What you need to do: Each record below should appear again exactly as written.

═══

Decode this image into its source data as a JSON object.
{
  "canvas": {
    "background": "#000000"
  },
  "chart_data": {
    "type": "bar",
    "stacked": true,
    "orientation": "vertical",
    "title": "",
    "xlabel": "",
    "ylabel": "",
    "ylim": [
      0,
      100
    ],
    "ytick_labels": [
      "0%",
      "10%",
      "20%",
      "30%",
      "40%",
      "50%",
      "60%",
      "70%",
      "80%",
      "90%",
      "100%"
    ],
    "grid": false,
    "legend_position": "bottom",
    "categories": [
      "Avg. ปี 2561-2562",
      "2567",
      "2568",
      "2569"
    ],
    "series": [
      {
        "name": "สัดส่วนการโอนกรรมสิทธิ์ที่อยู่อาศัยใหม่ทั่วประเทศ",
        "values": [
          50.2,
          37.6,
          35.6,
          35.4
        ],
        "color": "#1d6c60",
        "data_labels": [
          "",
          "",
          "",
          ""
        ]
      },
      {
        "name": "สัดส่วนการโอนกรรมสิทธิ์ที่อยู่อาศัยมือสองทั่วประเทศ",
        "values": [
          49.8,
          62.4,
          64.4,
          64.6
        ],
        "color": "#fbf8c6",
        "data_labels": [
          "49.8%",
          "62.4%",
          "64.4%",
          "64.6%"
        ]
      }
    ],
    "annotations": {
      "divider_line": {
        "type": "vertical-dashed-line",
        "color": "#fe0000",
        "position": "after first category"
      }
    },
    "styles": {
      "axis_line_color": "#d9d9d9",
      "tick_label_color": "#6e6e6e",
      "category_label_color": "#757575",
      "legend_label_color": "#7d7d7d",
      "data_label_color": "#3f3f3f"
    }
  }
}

═══

Reply:
Decode this image into its source data as a JSON object.
{
  "canvas": {
    "background": "#000000"
  },
  "chart_data": {
    "type": "bar",
    "stacked": true,
    "orientation": "vertical",
    "title": "",
    "xlabel": "",
    "ylabel": "",
    "ylim": [
      0,
      100
    ],
    "ytick_labels": [
      "0%",
      "10%",
      "20%",
      "30%",
      "40%",
      "50%",
      "60%",
      "70%",
      "80%",
      "90%",
      "100%"
    ],
    "grid": false,
    "legend_position": "bottom",
    "categories": [
      "Avg. ปี 2561-2562",
      "2567",
      "2568",
      "2569"
    ],
    "series": [
      {
        "name": "สัดส่วนการโอนกรรมสิทธิ์ที่อยู่อาศัยใหม่ทั่วประเทศ",
        "values": [
          50.2,
          37.6,
          35.6,
          35.4
        ],
        "color": "#1d6c60",
        "data_labels": [
          "",
          "",
          "",
          ""
        ]
      },
      {
        "name": "สัดส่วนการโอนกรรมสิทธิ์ที่อยู่อาศัยมือสองทั่วประเทศ",
        "values": [
          49.8,
          62.4,
          64.4,
          64.6
        ],
        "color": "#fbf8c6",
        "data_labels": [
          "49.8%",
          "62.4%",
          "64.4%",
          "64.6%"
        ]
      }
    ],
    "annotations": {
      "divider_line": {
        "type": "vertical-dashed-line",
        "color": "#fe0000",
        "position": "after first category"
      }
    },
    "styles": {
      "axis_line_color": "#d9d9d9",
      "tick_label_color": "#6e6e6e",
      "category_label_color": "#757575",
      "legend_label_color": "#7d7d7d",
      "data_label_color": "#3f3f3f"
    }
  }
}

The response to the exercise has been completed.